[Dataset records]
-- -- --

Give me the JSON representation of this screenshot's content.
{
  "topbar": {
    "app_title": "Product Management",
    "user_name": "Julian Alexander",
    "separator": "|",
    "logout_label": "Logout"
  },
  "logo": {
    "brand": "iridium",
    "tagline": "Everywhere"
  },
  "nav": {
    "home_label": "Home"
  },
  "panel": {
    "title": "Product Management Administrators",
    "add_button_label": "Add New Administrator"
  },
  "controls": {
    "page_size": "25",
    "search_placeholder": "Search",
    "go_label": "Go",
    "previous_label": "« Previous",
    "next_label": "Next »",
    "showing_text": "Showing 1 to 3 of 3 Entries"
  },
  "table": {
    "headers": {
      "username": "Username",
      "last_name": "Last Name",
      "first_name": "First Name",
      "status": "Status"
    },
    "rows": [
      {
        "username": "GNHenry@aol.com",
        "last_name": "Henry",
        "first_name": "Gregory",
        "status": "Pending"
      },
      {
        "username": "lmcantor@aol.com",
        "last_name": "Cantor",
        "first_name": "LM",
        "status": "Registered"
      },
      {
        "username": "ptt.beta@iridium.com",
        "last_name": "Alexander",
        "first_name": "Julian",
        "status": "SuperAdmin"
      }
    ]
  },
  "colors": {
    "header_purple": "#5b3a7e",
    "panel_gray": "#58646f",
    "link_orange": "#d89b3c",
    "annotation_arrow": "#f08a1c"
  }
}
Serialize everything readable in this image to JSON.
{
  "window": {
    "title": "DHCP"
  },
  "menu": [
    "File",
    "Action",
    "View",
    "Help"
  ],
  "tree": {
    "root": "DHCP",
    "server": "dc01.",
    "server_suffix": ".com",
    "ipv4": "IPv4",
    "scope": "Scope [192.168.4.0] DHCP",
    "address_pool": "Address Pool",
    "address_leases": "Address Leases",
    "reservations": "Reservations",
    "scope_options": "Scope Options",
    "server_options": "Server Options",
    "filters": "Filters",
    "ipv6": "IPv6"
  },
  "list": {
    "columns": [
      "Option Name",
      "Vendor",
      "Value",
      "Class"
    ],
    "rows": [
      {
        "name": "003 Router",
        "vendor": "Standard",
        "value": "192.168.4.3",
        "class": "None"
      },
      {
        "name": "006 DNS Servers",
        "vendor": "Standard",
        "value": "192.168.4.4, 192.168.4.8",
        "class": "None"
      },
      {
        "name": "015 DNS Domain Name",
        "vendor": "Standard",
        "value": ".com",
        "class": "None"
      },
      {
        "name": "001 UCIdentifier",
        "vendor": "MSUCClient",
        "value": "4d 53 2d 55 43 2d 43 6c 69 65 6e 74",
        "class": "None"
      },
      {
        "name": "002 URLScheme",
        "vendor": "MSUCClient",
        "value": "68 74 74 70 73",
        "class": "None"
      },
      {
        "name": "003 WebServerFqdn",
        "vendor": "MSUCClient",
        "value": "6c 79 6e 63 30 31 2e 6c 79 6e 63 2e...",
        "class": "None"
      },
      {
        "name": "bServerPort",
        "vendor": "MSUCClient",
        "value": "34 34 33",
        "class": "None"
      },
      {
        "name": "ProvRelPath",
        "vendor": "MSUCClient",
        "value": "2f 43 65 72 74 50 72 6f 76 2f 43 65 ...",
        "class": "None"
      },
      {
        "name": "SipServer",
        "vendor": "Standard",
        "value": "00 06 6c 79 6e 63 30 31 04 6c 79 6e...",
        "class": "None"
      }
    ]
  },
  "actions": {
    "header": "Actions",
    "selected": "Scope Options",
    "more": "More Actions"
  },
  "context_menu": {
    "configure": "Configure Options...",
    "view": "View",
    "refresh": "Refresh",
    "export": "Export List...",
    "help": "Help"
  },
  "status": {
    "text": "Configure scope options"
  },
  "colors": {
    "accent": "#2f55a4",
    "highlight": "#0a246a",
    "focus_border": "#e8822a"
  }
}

-- -- --

PROBLEM DESCRIPTION: From the listing above, reproduce all the lines exactly.

RESULT FOR THIS TASK:
Give me the JSON representation of this screenshot's content.
{
  "topbar": {
    "app_title": "Product Management",
    "user_name": "Julian Alexander",
    "separator": "|",
    "logout_label": "Logout"
  },
  "logo": {
    "brand": "iridium",
    "tagline": "Everywhere"
  },
  "nav": {
    "home_label": "Home"
  },
  "panel": {
    "title": "Product Management Administrators",
    "add_button_label": "Add New Administrator"
  },
  "controls": {
    "page_size": "25",
    "search_placeholder": "Search",
    "go_label": "Go",
    "previous_label": "« Previous",
    "next_label": "Next »",
    "showing_text": "Showing 1 to 3 of 3 Entries"
  },
  "table": {
    "headers": {
      "username": "Username",
      "last_name": "Last Name",
      "first_name": "First Name",
      "status": "Status"
    },
    "rows": [
      {
        "username": "GNHenry@aol.com",
        "last_name": "Henry",
        "first_name": "Gregory",
        "status": "Pending"
      },
      {
        "username": "lmcantor@aol.com",
        "last_name": "Cantor",
        "first_name": "LM",
        "status": "Registered"
      },
      {
        "username": "ptt.beta@iridium.com",
        "last_name": "Alexander",
        "first_name": "Julian",
        "status": "SuperAdmin"
      }
    ]
  },
  "colors": {
    "header_purple": "#5b3a7e",
    "panel_gray": "#58646f",
    "link_orange": "#d89b3c",
    "annotation_arrow": "#f08a1c"
  }
}
Serialize everything readable in this image to JSON.
{
  "window": {
    "title": "DHCP"
  },
  "menu": [
    "File",
    "Action",
    "View",
    "Help"
  ],
  "tree": {
    "root": "DHCP",
    "server": "dc01.",
    "server_suffix": ".com",
    "ipv4": "IPv4",
    "scope": "Scope [192.168.4.0] DHCP",
    "address_pool": "Address Pool",
    "address_leases": "Address Leases",
    "reservations": "Reservations",
    "scope_options": "Scope Options",
    "server_options": "Server Options",
    "filters": "Filters",
    "ipv6": "IPv6"
  },
  "list": {
    "columns": [
      "Option Name",
      "Vendor",
      "Value",
      "Class"
    ],
    "rows": [
      {
        "name": "003 Router",
        "vendor": "Standard",
        "value": "192.168.4.3",
        "class": "None"
      },
      {
        "name": "006 DNS Servers",
        "vendor": "Standard",
        "value": "192.168.4.4, 192.168.4.8",
        "class": "None"
      },
      {
        "name": "015 DNS Domain Name",
        "vendor": "Standard",
        "value": ".com",
        "class": "None"
      },
      {
        "name": "001 UCIdentifier",
        "vendor": "MSUCClient",
        "value": "4d 53 2d 55 43 2d 43 6c 69 65 6e 74",
        "class": "None"
      },
      {
        "name": "002 URLScheme",
        "vendor": "MSUCClient",
        "value": "68 74 74 70 73",
        "class": "None"
      },
      {
        "name": "003 WebServerFqdn",
        "vendor": "MSUCClient",
        "value": "6c 79 6e 63 30 31 2e 6c 79 6e 63 2e...",
        "class": "None"
      },
      {
        "name": "bServerPort",
        "vendor": "MSUCClient",
        "value": "34 34 33",
        "class": "None"
      },
      {
        "name": "ProvRelPath",
        "vendor": "MSUCClient",
        "value": "2f 43 65 72 74 50 72 6f 76 2f 43 65 ...",
        "class": "None"
      },
      {
        "name": "SipServer",
        "vendor": "Standard",
        "value": "00 06 6c 79 6e 63 30 31 04 6c 79 6e...",
        "class": "None"
      }
    ]
  },
  "actions": {
    "header": "Actions",
    "selected": "Scope Options",
    "more": "More Actions"
  },
  "context_menu": {
    "configure": "Configure Options...",
    "view": "View",
    "refresh": "Refresh",
    "export": "Export List...",
    "help": "Help"
  },
  "status": {
    "text": "Configure scope options"
  },
  "colors": {
    "accent": "#2f55a4",
    "highlight": "#0a246a",
    "focus_border": "#e8822a"
  }
}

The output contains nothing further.